__Passage to read__
[START]
The author also looks at witch beliefs in non European societies, and traces the various threads of scholarship which formerly regarded all such beliefs as survivors of paganism, a belief now largely discredited especially in relation to the works of Margaret Murray. He analyses the works of such writers as Carlo Ginzburg (which I have not yet read so will bear in mind the insights here when I do) and explores just how plausible it is that the magic workers Ginzburg wrote about were an offshoot of Shamanism. And Shamanism itself is analysed and explored, including its influence on other cultures where witch hunting did become active, including Norse culture in Scandinavia.

Where the book falls down slightly for me is that the style is very academic and dryly written. I also found the sentence structure rather convoluted in places which obscured the meaning. But given the depth of scholarship shown, I am rating it at 4 stars. ( )
  kitsune_reader | Nov 23, 2023 |
A very thought provoking read. As always when reading Hutton, what you thought you knew is challenged and the wider context for societies views about the image of the witch is put forward in its proper context. ( )
  Cotswoldreader | May 26, 2023 |
Finally as in I finally finished this book. A good academic overview of the concept of witch and the history of the witch over time. In some places I wish Hutton had been more thorough and in others a little less. ( )
  pacbox | Jul 9, 2022 |
A very thought provoking read. As always when reading Hutton, what you thought you knew is challenged and the wider context for societies views about the image of the witch is put forward in its proper context. ( )
[END]
__Records from a data source__
[START]
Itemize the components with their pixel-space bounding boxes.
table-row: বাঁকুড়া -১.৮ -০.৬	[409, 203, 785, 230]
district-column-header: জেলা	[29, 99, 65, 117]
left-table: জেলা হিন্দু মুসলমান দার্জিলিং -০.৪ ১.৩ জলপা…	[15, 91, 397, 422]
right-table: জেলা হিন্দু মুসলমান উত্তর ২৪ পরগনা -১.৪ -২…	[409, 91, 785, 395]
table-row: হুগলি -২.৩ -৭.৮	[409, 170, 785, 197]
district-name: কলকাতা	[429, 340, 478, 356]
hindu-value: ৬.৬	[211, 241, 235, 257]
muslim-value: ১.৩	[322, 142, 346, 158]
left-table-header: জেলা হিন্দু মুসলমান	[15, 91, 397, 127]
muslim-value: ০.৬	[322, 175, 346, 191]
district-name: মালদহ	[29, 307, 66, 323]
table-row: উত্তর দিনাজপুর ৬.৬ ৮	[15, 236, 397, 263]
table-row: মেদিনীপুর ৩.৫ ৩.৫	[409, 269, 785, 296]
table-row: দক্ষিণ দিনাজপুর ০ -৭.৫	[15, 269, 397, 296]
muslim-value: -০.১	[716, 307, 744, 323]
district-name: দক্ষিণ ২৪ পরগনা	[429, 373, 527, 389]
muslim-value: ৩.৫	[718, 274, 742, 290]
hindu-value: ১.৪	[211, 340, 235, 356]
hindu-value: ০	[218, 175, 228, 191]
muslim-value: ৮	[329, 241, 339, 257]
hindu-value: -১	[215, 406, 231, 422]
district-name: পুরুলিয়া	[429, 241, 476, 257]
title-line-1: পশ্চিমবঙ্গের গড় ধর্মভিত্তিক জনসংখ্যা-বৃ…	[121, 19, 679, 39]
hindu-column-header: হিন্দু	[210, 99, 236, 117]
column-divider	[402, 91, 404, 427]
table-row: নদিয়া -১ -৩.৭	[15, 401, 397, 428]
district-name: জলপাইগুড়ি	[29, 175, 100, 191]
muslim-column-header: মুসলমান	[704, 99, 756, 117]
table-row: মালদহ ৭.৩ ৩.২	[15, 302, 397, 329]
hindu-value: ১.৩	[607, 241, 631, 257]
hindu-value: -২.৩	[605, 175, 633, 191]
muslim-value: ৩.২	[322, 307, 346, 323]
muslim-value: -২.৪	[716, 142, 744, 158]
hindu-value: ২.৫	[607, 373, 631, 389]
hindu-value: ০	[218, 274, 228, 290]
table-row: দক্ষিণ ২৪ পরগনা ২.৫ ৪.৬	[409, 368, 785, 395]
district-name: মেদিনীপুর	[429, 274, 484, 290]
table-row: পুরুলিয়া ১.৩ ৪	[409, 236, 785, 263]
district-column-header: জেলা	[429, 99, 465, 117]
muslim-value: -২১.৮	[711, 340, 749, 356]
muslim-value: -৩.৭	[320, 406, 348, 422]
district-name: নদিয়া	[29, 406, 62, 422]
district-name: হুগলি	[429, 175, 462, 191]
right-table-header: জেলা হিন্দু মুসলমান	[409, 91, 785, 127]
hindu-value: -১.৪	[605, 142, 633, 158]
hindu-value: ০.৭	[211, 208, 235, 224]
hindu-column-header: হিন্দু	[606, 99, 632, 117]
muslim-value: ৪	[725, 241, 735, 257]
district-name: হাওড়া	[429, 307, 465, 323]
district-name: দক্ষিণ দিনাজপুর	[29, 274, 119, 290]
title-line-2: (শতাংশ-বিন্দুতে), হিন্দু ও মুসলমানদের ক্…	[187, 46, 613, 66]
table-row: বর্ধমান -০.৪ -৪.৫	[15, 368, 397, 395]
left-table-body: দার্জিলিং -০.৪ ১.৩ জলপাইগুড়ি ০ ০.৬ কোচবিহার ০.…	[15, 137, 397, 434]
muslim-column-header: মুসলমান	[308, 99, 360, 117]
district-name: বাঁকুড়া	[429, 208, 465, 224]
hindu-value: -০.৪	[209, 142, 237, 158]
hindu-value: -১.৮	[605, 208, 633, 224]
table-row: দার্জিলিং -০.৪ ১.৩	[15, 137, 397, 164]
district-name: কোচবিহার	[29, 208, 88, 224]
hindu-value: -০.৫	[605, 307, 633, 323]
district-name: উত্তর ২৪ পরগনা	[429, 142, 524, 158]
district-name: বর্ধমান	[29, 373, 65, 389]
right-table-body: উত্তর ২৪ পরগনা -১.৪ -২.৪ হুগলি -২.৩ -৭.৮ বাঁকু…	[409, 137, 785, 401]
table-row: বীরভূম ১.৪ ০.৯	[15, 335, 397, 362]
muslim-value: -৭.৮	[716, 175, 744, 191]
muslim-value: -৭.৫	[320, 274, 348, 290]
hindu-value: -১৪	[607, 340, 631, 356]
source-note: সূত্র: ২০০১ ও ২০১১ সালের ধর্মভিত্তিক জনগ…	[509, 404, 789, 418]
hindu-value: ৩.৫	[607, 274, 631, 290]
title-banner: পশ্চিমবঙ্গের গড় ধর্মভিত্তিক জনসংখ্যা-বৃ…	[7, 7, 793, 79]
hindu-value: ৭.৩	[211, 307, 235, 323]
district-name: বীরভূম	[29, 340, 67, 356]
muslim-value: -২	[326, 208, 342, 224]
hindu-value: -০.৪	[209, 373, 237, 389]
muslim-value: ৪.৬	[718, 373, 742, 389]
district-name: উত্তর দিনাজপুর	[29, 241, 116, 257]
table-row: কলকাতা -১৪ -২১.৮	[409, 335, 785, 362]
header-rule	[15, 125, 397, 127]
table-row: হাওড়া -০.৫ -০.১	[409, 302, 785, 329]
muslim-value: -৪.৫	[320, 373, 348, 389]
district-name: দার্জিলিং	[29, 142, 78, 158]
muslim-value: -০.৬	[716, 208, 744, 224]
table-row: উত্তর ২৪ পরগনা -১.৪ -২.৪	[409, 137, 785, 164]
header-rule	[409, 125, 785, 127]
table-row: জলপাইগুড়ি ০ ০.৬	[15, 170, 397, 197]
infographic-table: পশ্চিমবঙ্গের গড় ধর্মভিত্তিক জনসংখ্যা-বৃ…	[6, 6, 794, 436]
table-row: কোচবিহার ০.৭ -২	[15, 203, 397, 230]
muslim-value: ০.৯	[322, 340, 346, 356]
[END]
__Challenge 1__
Answer these from the witch book reviews:
(a) What star rating does the reviewer who found the style academic and dry give the book?
(b) Which Scandinavian culture is named as one where witch hunting became active?
(c) What does the reviewer who finally finished the book wish about Hutton's thoroughness?
__Challenge 2__
Write the next part of the witch book reviews, starting after the last sentence shown.

__Written response 1__
(a) 4 stars.
(b) Norse culture.
(c) That he had been more thorough in some places and a little less in others.

__Written response 2__
  Cotswoldreader | Jun 22, 2022 |
"The Witch: A History of Fear, From Ancient Times to the Present" is very true to its title. It is an anthropological, deeply thorough study of the practice of magic and witchcraft. Hutton explains how the study of witchcraft broadened to include cross-cultural comparisons, a re-evaluation of ancient texts, as well as shamanism, at least for comparison. We learn that witchcraft trials were not only a consequence of political machinations and social turmoil, but a thousands year old evolution. The Christian witch is a result of Mesopotamian demonology and the concept of astral magic, Persian dualism, Hebrew monotheism, and the Roman witch figure. Most interesting was the two sided effect of Rome conquering Egypt: the Romans introduced a fear if witches but Egyptian magic leaked out to the rest of the empire, solidifying their mystical reputation. But while the conceptual roots of witchcraft (Ch 5) is ancient, as a religion it is very new. We are NOT the "daughters of the witches you tried to burn." And while Hutton's book focuses on the West, Native and African traditional practices are included in the discussion, as well as the consequences of colonialism and forced conversion. In Pt 3, the Witch Hunts of 1530s to 1630s are examined and Hutton shows their expertise as a British folk historian.

Overall, I enjoyed this book very much. Hutton actively avoids generalizations or pin pointing precise causes. They approach it all with an academic, objective eye. It's not a quick read, but if you're serious about the subject, you can't get much better. ( )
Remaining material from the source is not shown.